§ TASK BRIEF: Show every line below where "JSON" can be found.

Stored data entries
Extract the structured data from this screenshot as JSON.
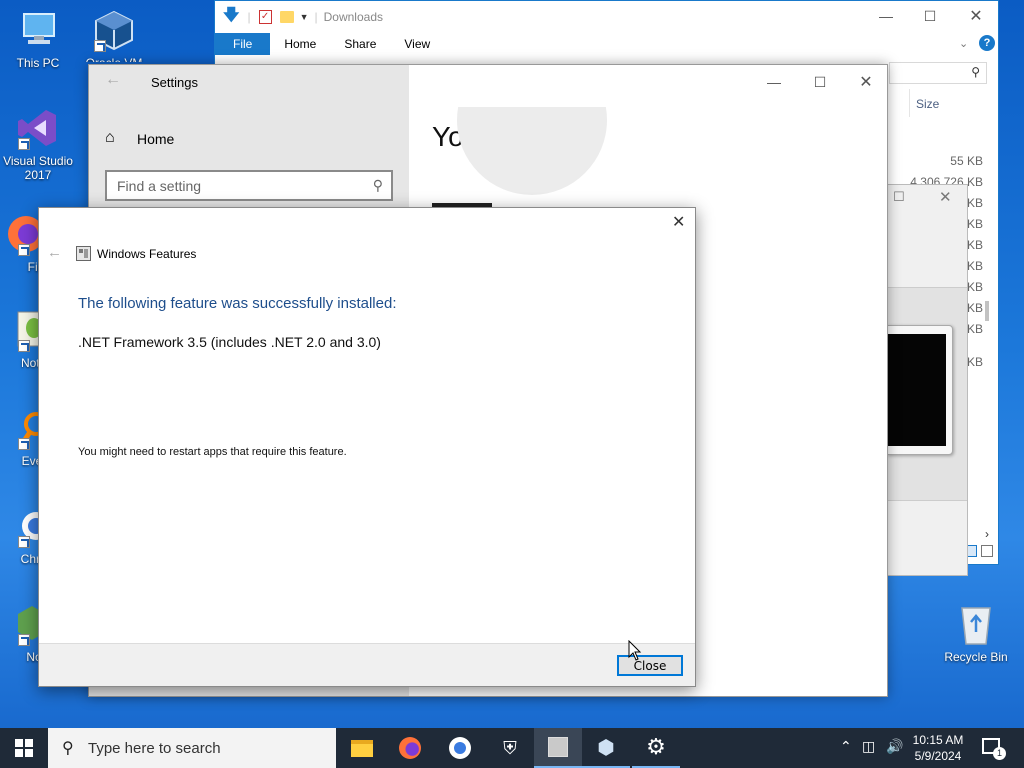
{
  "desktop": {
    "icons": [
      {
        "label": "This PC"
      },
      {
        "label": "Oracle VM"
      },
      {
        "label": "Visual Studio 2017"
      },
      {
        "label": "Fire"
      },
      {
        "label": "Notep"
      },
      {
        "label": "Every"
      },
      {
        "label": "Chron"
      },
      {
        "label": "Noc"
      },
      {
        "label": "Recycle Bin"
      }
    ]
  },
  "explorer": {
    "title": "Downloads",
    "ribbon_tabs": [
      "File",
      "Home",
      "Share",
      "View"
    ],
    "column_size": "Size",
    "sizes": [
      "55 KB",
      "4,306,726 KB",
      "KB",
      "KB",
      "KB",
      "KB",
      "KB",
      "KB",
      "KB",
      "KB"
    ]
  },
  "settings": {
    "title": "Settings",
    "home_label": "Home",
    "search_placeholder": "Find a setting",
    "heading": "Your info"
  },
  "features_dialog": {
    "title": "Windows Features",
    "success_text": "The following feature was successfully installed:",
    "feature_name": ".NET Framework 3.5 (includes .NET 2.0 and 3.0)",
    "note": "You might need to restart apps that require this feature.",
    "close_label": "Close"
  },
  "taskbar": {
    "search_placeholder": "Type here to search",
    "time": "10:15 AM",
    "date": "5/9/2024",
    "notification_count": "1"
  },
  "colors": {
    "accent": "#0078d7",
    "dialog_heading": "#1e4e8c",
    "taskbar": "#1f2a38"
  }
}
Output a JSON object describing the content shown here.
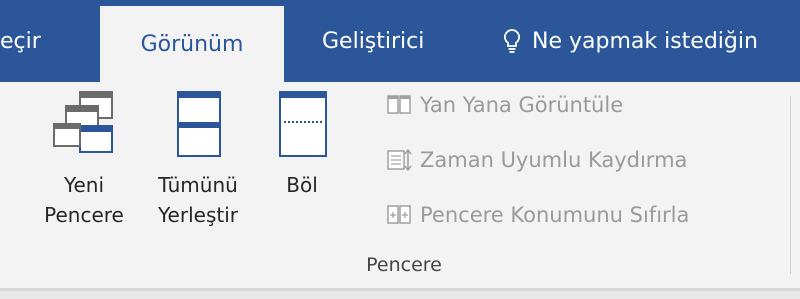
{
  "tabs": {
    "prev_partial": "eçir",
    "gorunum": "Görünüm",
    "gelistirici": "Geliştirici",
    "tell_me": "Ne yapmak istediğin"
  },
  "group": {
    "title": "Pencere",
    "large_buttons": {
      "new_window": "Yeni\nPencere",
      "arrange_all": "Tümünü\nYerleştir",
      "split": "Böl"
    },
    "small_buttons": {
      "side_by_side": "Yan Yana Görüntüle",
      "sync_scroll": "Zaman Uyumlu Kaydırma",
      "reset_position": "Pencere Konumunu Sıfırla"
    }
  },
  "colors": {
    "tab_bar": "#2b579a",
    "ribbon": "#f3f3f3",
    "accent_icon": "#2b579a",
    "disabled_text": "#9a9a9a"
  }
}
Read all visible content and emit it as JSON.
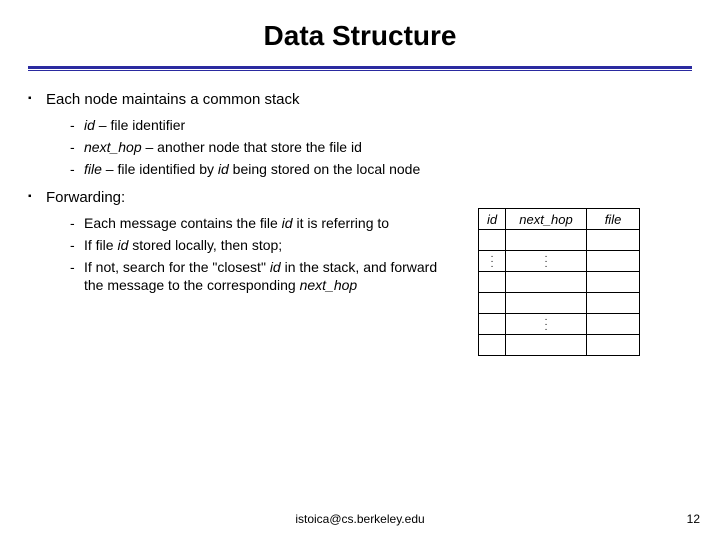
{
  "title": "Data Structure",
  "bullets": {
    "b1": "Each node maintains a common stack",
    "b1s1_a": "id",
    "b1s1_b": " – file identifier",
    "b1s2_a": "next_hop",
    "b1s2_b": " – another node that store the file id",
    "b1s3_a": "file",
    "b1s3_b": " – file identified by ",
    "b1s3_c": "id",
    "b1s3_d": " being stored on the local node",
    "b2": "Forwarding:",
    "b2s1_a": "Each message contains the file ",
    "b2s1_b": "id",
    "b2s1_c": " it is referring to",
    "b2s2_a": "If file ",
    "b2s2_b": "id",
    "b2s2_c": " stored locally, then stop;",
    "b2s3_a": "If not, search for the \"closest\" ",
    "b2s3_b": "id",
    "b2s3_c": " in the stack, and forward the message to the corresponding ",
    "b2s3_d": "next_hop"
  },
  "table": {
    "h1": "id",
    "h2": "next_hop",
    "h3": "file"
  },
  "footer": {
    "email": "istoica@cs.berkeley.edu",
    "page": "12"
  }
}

§ RESPONSE TO THIS EXERCISE:
Extract the structured data from this screenshot as JSON.
Output a JSON object describing the content shown here.
Read all visible content and emit it as JSON.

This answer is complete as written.